(Extracts from a graphics dataset)
-- START --
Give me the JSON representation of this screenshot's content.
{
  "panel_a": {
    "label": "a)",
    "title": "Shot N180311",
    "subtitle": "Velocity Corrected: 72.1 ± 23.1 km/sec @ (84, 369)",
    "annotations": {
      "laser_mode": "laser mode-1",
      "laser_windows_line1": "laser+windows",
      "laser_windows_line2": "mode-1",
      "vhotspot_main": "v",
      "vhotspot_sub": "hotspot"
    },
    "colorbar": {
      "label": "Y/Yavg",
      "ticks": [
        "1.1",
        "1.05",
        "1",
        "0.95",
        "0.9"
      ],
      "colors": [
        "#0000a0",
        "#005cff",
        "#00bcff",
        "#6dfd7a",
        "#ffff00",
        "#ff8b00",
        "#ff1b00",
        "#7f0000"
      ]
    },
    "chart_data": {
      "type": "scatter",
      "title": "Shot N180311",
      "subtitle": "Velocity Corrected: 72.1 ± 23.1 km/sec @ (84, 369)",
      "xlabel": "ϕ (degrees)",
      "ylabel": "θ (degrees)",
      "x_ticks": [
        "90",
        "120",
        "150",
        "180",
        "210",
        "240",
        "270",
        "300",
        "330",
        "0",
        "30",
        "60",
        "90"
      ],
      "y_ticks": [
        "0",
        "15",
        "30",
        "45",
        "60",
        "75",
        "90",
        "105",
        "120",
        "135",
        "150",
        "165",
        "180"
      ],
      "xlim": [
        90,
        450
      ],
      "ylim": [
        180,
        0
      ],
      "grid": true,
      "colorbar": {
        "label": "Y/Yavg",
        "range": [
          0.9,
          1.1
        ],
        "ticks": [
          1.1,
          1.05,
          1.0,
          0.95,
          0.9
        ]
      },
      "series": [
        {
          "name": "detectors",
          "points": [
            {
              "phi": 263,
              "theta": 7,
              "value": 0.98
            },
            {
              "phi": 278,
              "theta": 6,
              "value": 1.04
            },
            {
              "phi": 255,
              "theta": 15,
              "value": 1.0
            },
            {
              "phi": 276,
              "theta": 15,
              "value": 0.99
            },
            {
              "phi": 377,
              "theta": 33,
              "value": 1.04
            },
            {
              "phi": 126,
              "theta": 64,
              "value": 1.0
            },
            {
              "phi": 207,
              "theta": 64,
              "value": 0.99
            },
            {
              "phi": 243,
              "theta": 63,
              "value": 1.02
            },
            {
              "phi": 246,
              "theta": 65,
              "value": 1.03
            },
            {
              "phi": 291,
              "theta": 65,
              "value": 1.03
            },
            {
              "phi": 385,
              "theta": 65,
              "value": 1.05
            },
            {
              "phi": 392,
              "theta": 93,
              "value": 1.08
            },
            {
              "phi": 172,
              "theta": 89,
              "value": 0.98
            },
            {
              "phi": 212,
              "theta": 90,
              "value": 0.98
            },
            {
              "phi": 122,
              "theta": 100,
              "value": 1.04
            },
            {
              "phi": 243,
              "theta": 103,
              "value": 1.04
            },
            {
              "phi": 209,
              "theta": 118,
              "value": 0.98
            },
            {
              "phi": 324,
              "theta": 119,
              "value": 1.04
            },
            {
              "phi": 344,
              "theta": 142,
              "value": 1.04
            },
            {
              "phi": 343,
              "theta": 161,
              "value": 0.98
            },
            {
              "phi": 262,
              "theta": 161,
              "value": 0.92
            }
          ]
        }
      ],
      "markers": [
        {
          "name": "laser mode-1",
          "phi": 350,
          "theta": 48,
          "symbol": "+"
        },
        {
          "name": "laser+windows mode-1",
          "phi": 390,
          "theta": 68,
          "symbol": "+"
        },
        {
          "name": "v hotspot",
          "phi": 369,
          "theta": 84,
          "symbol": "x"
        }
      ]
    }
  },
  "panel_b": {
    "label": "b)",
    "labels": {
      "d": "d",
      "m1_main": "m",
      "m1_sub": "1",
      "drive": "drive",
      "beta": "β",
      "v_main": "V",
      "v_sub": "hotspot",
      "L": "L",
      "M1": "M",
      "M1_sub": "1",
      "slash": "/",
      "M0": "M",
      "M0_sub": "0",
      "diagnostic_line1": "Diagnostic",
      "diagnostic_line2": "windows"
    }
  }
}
-- END --
• THE REQUEST:
Keep only those lines of the records that hold "mode", and return them.

• SOLUTION FOR THIS EXERCISE:
      "laser_mode": "laser mode-1",
      "laser_windows_line2": "mode-1",
          "name": "laser mode-1",
          "name": "laser+windows mode-1",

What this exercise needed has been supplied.